## Required work:
Copy the listing below, switching "interactable" to "clickable" wherever it occurs and leaving everything else unchanged.
◇ ◇ ◇ ◇ ◇ ◇ ◇
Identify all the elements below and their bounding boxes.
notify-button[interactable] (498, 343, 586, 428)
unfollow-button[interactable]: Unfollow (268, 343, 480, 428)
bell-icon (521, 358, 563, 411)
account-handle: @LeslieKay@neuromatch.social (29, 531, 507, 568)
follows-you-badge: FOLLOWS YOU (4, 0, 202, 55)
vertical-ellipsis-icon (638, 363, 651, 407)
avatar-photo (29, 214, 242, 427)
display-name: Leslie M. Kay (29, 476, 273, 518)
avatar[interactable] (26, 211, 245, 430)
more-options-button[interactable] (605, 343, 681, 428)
◇ ◇ ◇ ◇ ◇ ◇ ◇
## Answer for this exercise:
Identify all the elements below and their bounding boxes.
notify-button[clickable] (498, 343, 586, 428)
unfollow-button[clickable]: Unfollow (268, 343, 480, 428)
bell-icon (521, 358, 563, 411)
account-handle: @LeslieKay@neuromatch.social (29, 531, 507, 568)
follows-you-badge: FOLLOWS YOU (4, 0, 202, 55)
vertical-ellipsis-icon (638, 363, 651, 407)
avatar-photo (29, 214, 242, 427)
display-name: Leslie M. Kay (29, 476, 273, 518)
avatar[clickable] (26, 211, 245, 430)
more-options-button[clickable] (605, 343, 681, 428)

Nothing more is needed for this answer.